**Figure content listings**
______________________________
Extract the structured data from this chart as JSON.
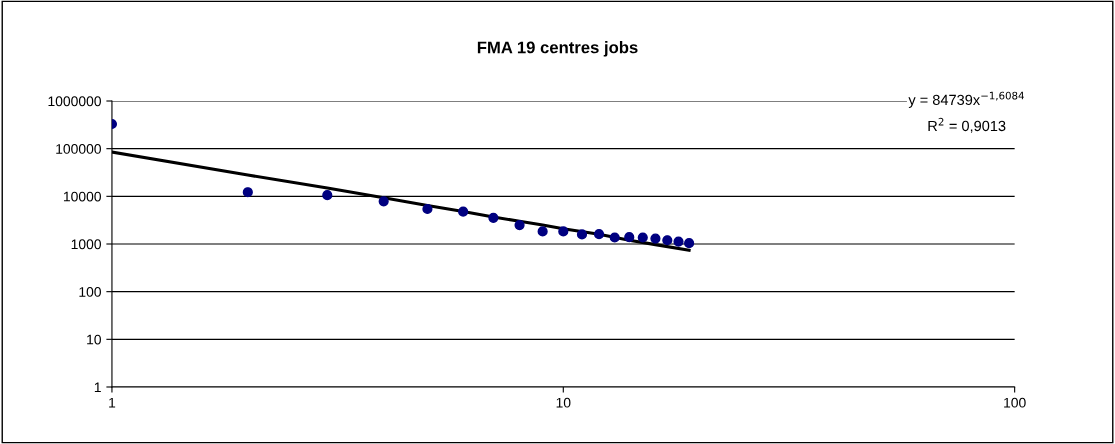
{
  "chart_data": {
    "type": "scatter",
    "title": "FMA 19 centres jobs",
    "log": "xy",
    "grid": "y",
    "marker": "circle",
    "xlim": [
      1,
      100
    ],
    "xticks": [
      1,
      10,
      100
    ],
    "ylim": [
      1,
      1000000
    ],
    "yticks": [
      1,
      10,
      100,
      1000,
      10000,
      100000,
      1000000
    ],
    "series": [
      {
        "color": "#000080",
        "x": [
          1,
          2,
          3,
          4,
          5,
          6,
          7,
          8,
          9,
          10,
          11,
          12,
          13,
          14,
          15,
          16,
          17,
          18,
          19
        ],
        "values": [
          329000,
          12200,
          10600,
          7850,
          5420,
          4760,
          3540,
          2490,
          1840,
          1840,
          1590,
          1610,
          1370,
          1390,
          1370,
          1300,
          1200,
          1120,
          1040
        ]
      },
      {
        "type": "line",
        "color": "#000000",
        "marker": "none",
        "line_style": "solid",
        "x": [
          1,
          2,
          3,
          4,
          5,
          6,
          7,
          8,
          9,
          10,
          12,
          14,
          16,
          19
        ],
        "values": [
          85000,
          28000,
          15000,
          9300,
          6400,
          4800,
          3700,
          3000,
          2500,
          2100,
          1600,
          1200,
          970,
          740
        ]
      }
    ],
    "annotations": [
      "y = 84739x$^{−1,6084}$",
      "R$^{2}$ = 0,9013"
    ]
  }
}
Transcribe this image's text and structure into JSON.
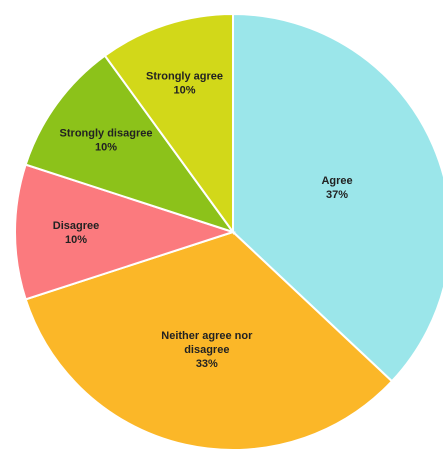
______________________________
**INSTRUCTIONS TO FOLLOW**
Verbatim reproduction of every record is required; images are left out.

**OUTPUT FOR THIS EXERCISE**
Extract the structured data from this chart as JSON.
{
  "chart_data": {
    "type": "scatter",
    "title": "FMA 19 centres jobs",
    "log": "xy",
    "grid": "y",
    "marker": "circle",
    "xlim": [
      1,
      100
    ],
    "xticks": [
      1,
      10,
      100
    ],
    "ylim": [
      1,
      1000000
    ],
    "yticks": [
      1,
      10,
      100,
      1000,
      10000,
      100000,
      1000000
    ],
    "series": [
      {
        "color": "#000080",
        "x": [
          1,
          2,
          3,
          4,
          5,
          6,
          7,
          8,
          9,
          10,
          11,
          12,
          13,
          14,
          15,
          16,
          17,
          18,
          19
        ],
        "values": [
          329000,
          12200,
          10600,
          7850,
          5420,
          4760,
          3540,
          2490,
          1840,
          1840,
          1590,
          1610,
          1370,
          1390,
          1370,
          1300,
          1200,
          1120,
          1040
        ]
      },
      {
        "type": "line",
        "color": "#000000",
        "marker": "none",
        "line_style": "solid",
        "x": [
          1,
          2,
          3,
          4,
          5,
          6,
          7,
          8,
          9,
          10,
          12,
          14,
          16,
          19
        ],
        "values": [
          85000,
          28000,
          15000,
          9300,
          6400,
          4800,
          3700,
          3000,
          2500,
          2100,
          1600,
          1200,
          970,
          740
        ]
      }
    ],
    "annotations": [
      "y = 84739x$^{−1,6084}$",
      "R$^{2}$ = 0,9013"
    ]
  }
}
Transcribe this image's text and structure into JSON.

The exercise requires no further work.